::: Excerpted records

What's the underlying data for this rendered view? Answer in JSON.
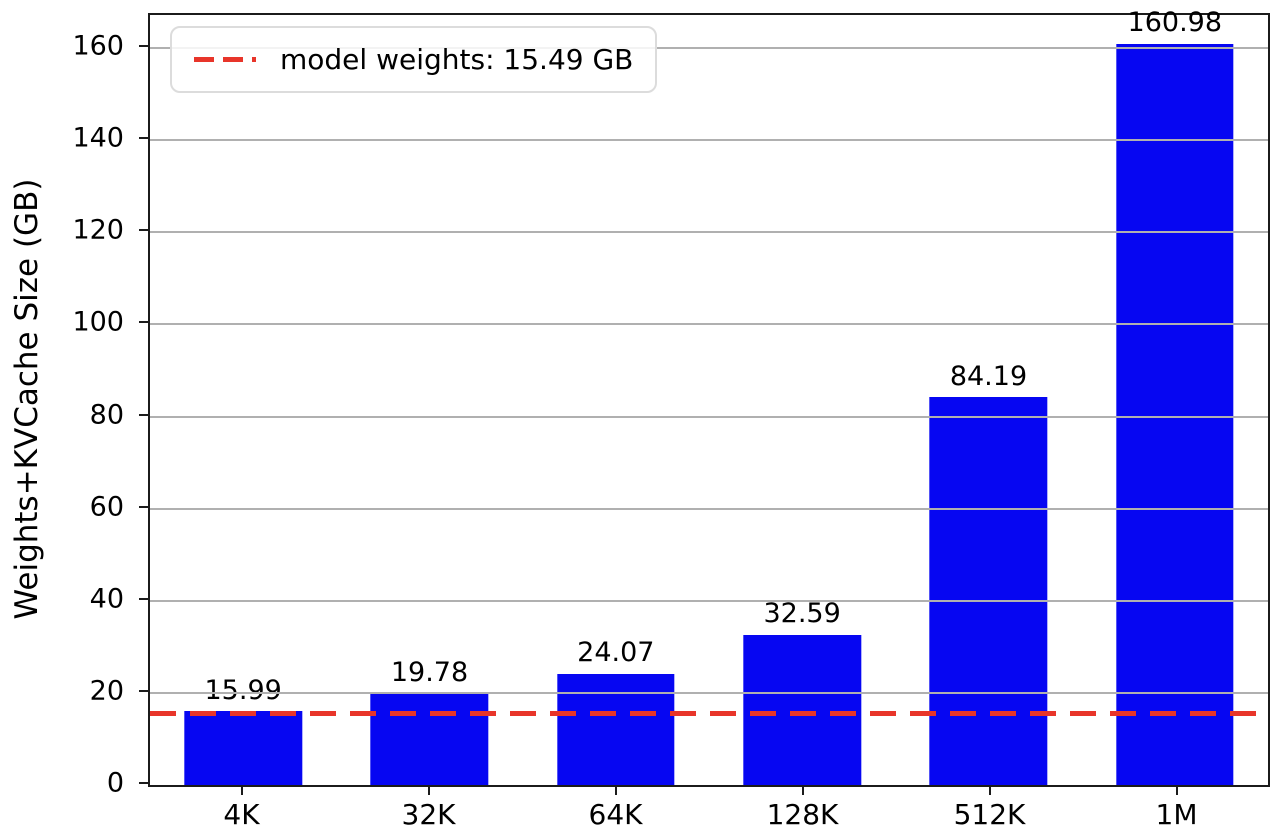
{
  "chart_data": {
    "type": "bar",
    "categories": [
      "4K",
      "32K",
      "64K",
      "128K",
      "512K",
      "1M"
    ],
    "values": [
      15.99,
      19.78,
      24.07,
      32.59,
      84.19,
      160.98
    ],
    "bar_labels": [
      "15.99",
      "19.78",
      "24.07",
      "32.59",
      "84.19",
      "160.98"
    ],
    "title": "",
    "xlabel": "",
    "ylabel": "Weights+KVCache Size (GB)",
    "ylim": [
      0,
      167.2
    ],
    "yticks": [
      0,
      20,
      40,
      60,
      80,
      100,
      120,
      140,
      160
    ],
    "grid": true,
    "grid_color": "#b0b0b0",
    "bar_color": "#0606f2",
    "axis_color": "#1b1b1b",
    "legend_position": "upper left",
    "reference_line": {
      "value": 15.49,
      "label": "model weights: 15.49 GB",
      "color": "#e8352a",
      "style": "dashed"
    }
  }
}
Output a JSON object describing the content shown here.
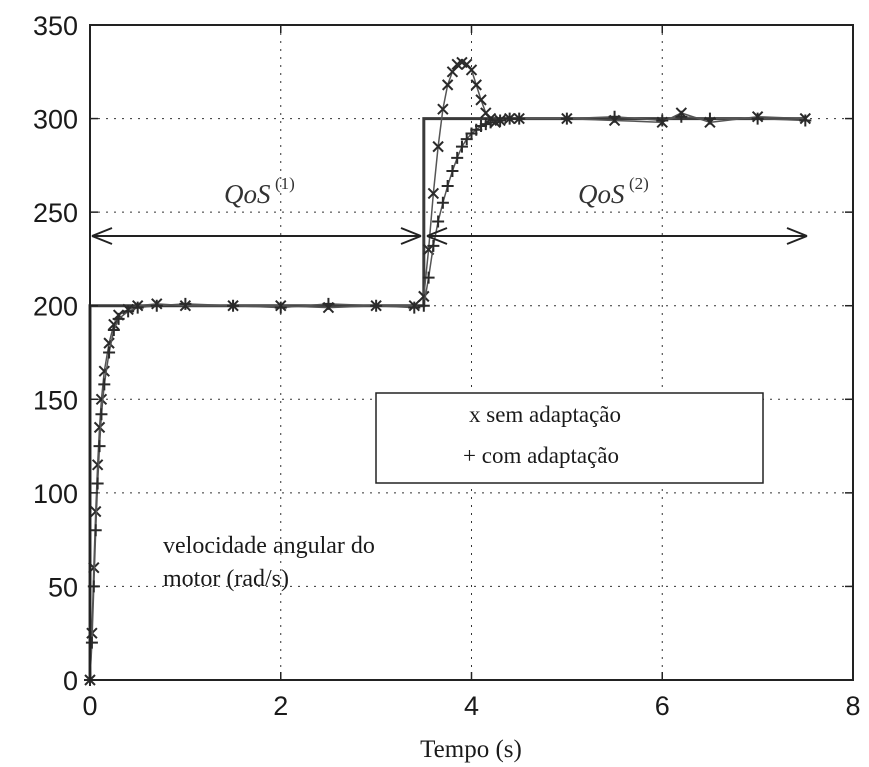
{
  "chart_data": {
    "type": "line",
    "title": "",
    "xlabel": "Tempo (s)",
    "ylabel": "",
    "xlim": [
      0,
      8
    ],
    "ylim": [
      0,
      350
    ],
    "xticks": [
      0,
      2,
      4,
      6,
      8
    ],
    "yticks": [
      0,
      50,
      100,
      150,
      200,
      250,
      300,
      350
    ],
    "grid": true,
    "reference": {
      "x": [
        0,
        0,
        3.5,
        3.5,
        7.5
      ],
      "y": [
        0,
        200,
        200,
        300,
        300
      ]
    },
    "series": [
      {
        "name": "sem adaptação",
        "marker": "x",
        "x": [
          0,
          0.02,
          0.04,
          0.06,
          0.08,
          0.1,
          0.12,
          0.15,
          0.2,
          0.25,
          0.3,
          0.4,
          0.5,
          0.7,
          1.0,
          1.5,
          2.0,
          2.5,
          3.0,
          3.4,
          3.5,
          3.55,
          3.6,
          3.65,
          3.7,
          3.75,
          3.8,
          3.85,
          3.9,
          3.95,
          4.0,
          4.05,
          4.1,
          4.15,
          4.2,
          4.25,
          4.3,
          4.4,
          4.5,
          5.0,
          5.5,
          6.0,
          6.2,
          6.5,
          7.0,
          7.5
        ],
        "y": [
          0,
          25,
          60,
          90,
          115,
          135,
          150,
          165,
          180,
          190,
          195,
          198,
          200,
          201,
          200,
          200,
          200,
          199,
          200,
          200,
          205,
          230,
          260,
          285,
          305,
          318,
          325,
          329,
          330,
          329,
          326,
          318,
          310,
          303,
          300,
          298,
          299,
          300,
          300,
          300,
          299,
          298,
          303,
          298,
          301,
          300
        ]
      },
      {
        "name": "com adaptação",
        "marker": "+",
        "x": [
          0,
          0.02,
          0.04,
          0.06,
          0.08,
          0.1,
          0.12,
          0.15,
          0.2,
          0.25,
          0.3,
          0.4,
          0.5,
          0.7,
          1.0,
          1.5,
          2.0,
          2.5,
          3.0,
          3.4,
          3.5,
          3.55,
          3.6,
          3.65,
          3.7,
          3.75,
          3.8,
          3.85,
          3.9,
          3.95,
          4.0,
          4.05,
          4.1,
          4.15,
          4.2,
          4.3,
          4.4,
          4.5,
          5.0,
          5.5,
          6.0,
          6.2,
          6.5,
          7.0,
          7.5
        ],
        "y": [
          0,
          20,
          50,
          80,
          105,
          125,
          142,
          158,
          175,
          187,
          193,
          197,
          199,
          200,
          201,
          200,
          199,
          201,
          200,
          199,
          200,
          215,
          232,
          245,
          255,
          264,
          272,
          279,
          285,
          289,
          292,
          294,
          296,
          297,
          298,
          299,
          300,
          300,
          300,
          301,
          299,
          301,
          300,
          300,
          299
        ]
      }
    ],
    "annotations": {
      "qos1": "QoS",
      "qos1_sup": "(1)",
      "qos2": "QoS",
      "qos2_sup": "(2)",
      "note_line1": "velocidade angular do",
      "note_line2": "motor (rad/s)"
    },
    "legend": {
      "placement": "center-right",
      "entries": [
        {
          "symbol": "x",
          "label": "sem adaptação"
        },
        {
          "symbol": "+",
          "label": "com adaptação"
        }
      ]
    }
  }
}
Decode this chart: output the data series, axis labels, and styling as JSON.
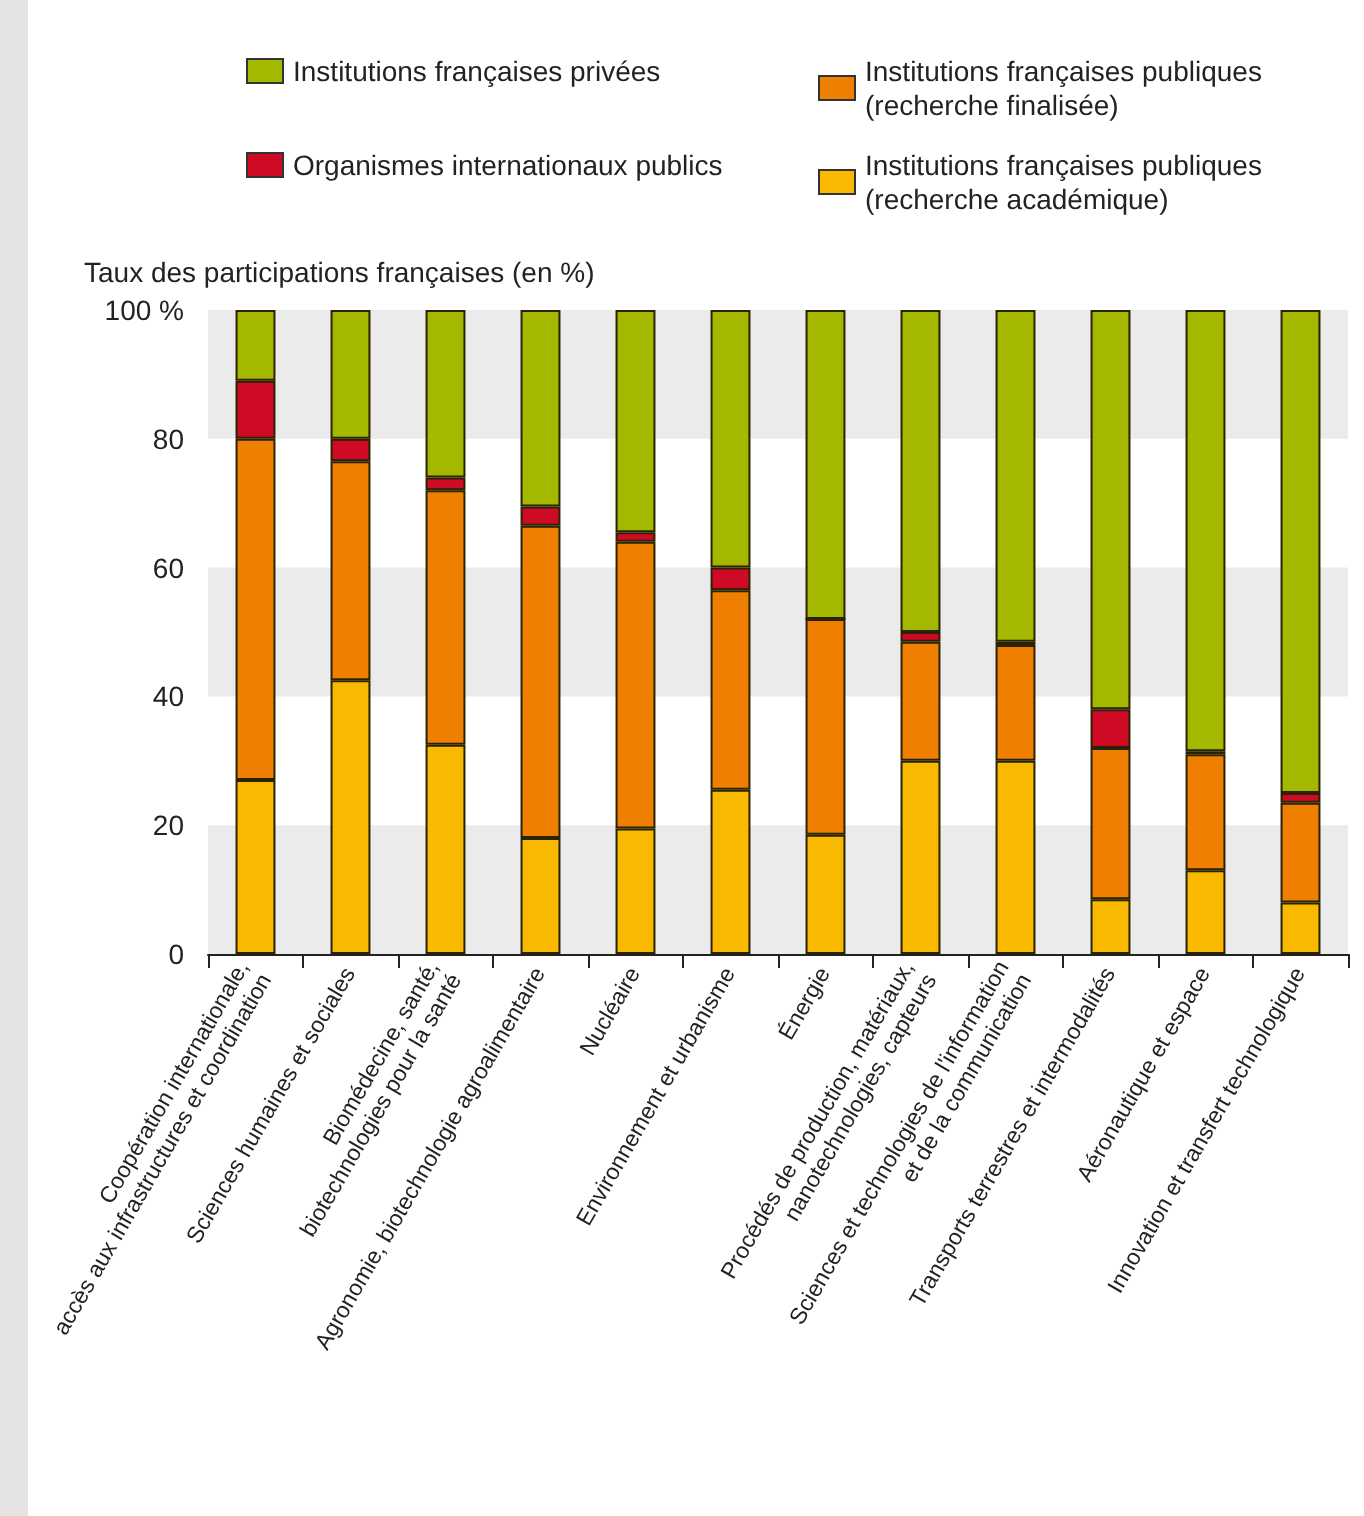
{
  "chart_data": {
    "type": "bar",
    "stacked": true,
    "ylabel": "Taux des participations françaises (en %)",
    "categories": [
      "Coopération internationale, accès aux infrastructures et coordination",
      "Sciences humaines et sociales",
      "Biomédecine, santé, biotechnologies pour la santé",
      "Agronomie, biotechnologie agroalimentaire",
      "Nucléaire",
      "Environnement et urbanisme",
      "Énergie",
      "Procédés de production, matériaux, nanotechnologies, capteurs",
      "Sciences et technologies de l'information et de la communication",
      "Transports terrestres et intermodalités",
      "Aéronautique et espace",
      "Innovation et transfert technologique"
    ],
    "series": [
      {
        "name": "Institutions françaises publiques (recherche académique)",
        "color": "#f9b900",
        "values": [
          27,
          42.5,
          32.5,
          18,
          19.5,
          25.5,
          18.5,
          30,
          30,
          8.5,
          13,
          8
        ]
      },
      {
        "name": "Institutions françaises publiques (recherche finalisée)",
        "color": "#ee7f00",
        "values": [
          53,
          34,
          39.5,
          48.5,
          44.5,
          31,
          33.5,
          18.5,
          18,
          23.5,
          18,
          15.5
        ]
      },
      {
        "name": "Organismes internationaux publics",
        "color": "#cf0a24",
        "values": [
          9,
          3.5,
          2,
          3,
          1.5,
          3.5,
          0,
          1.5,
          0.5,
          6,
          0.5,
          1.5
        ]
      },
      {
        "name": "Institutions françaises privées",
        "color": "#a5b800",
        "values": [
          11,
          20,
          26,
          30.5,
          34.5,
          40,
          48,
          50,
          51.5,
          62,
          68.5,
          75
        ]
      }
    ],
    "bands": [
      {
        "axis": "y",
        "from": 0,
        "to": 20,
        "color": "#ebebeb"
      },
      {
        "axis": "y",
        "from": 40,
        "to": 60,
        "color": "#ebebeb"
      },
      {
        "axis": "y",
        "from": 80,
        "to": 100,
        "color": "#ebebeb"
      }
    ],
    "ylim": [
      0,
      100
    ],
    "yticks": [
      0,
      20,
      40,
      60,
      80,
      {
        "value": 100,
        "label": "100 %"
      }
    ],
    "legend": "top"
  }
}
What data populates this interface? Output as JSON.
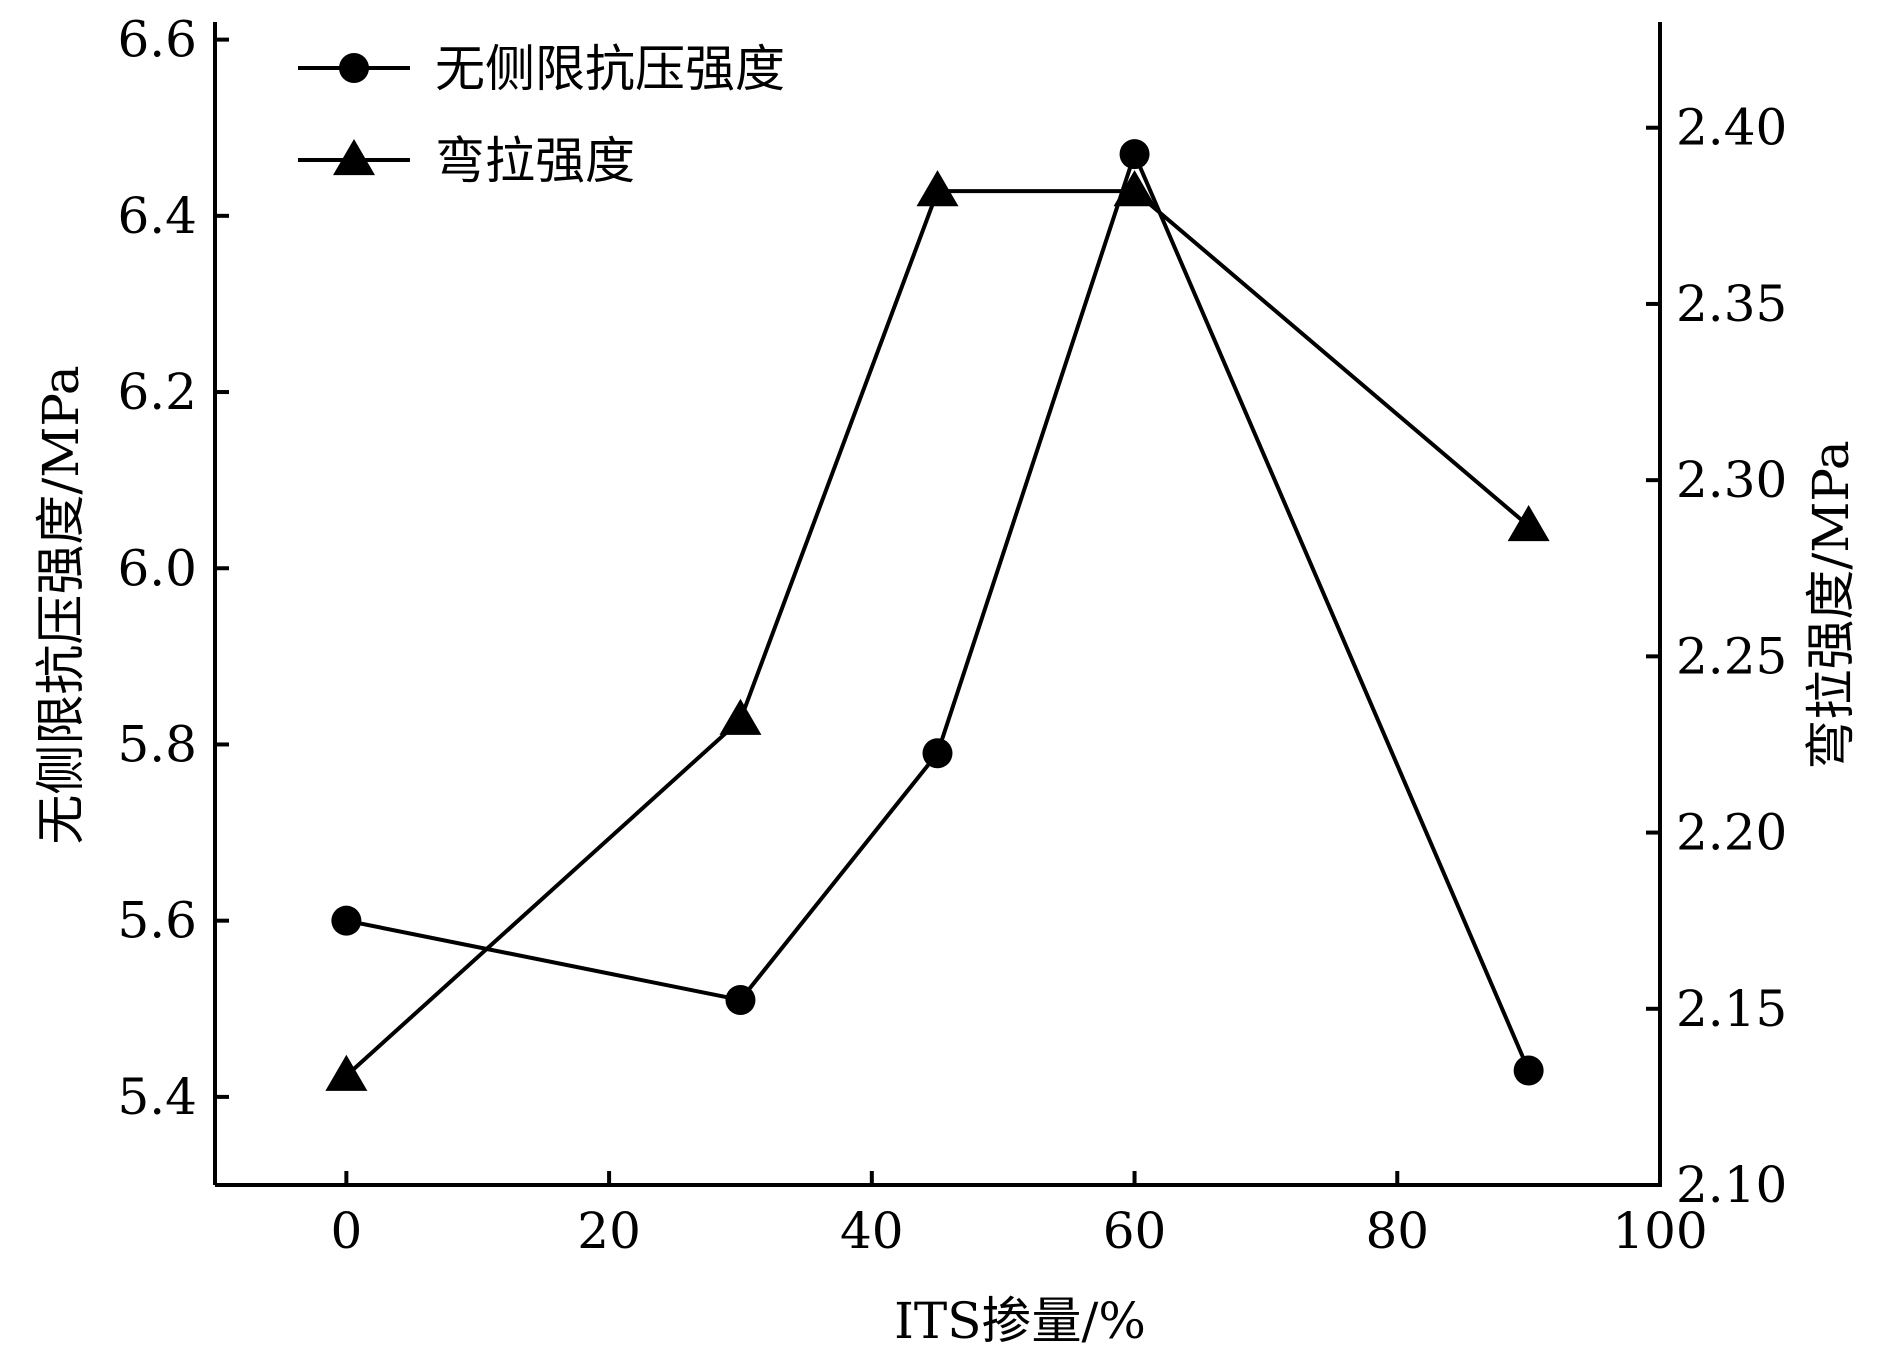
{
  "chart_data": {
    "type": "line",
    "xlabel": "ITS掺量/%",
    "ylabel_left": "无侧限抗压强度/MPa",
    "ylabel_right": "弯拉强度/MPa",
    "xlim": [
      -10,
      100
    ],
    "ylim_left": [
      5.3,
      6.62
    ],
    "ylim_right": [
      2.1,
      2.43
    ],
    "x_ticks": [
      "0",
      "20",
      "40",
      "60",
      "80",
      "100"
    ],
    "y_ticks_left": [
      "5.4",
      "5.6",
      "5.8",
      "6.0",
      "6.2",
      "6.4",
      "6.6"
    ],
    "y_ticks_right": [
      "2.10",
      "2.15",
      "2.20",
      "2.25",
      "2.30",
      "2.35",
      "2.40"
    ],
    "grid": false,
    "legend_position": "top-left",
    "series": [
      {
        "name": "无侧限抗压强度",
        "axis": "left",
        "marker": "circle",
        "color": "#000000",
        "x": [
          0,
          30,
          45,
          60,
          90
        ],
        "y": [
          5.6,
          5.51,
          5.79,
          6.47,
          5.43
        ]
      },
      {
        "name": "弯拉强度",
        "axis": "right",
        "marker": "triangle",
        "color": "#000000",
        "x": [
          0,
          30,
          45,
          60,
          90
        ],
        "y": [
          2.131,
          2.232,
          2.382,
          2.382,
          2.287
        ]
      }
    ]
  }
}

::::::

• What you will do: Copy out every line of the listing that contains the string "this".

• Finished exercise:
What's the underlying data for this rendered view? Answer in JSON.
Decode this chart: output the data series, axis labels, and styling as JSON.
What data populates this interface? Output as JSON.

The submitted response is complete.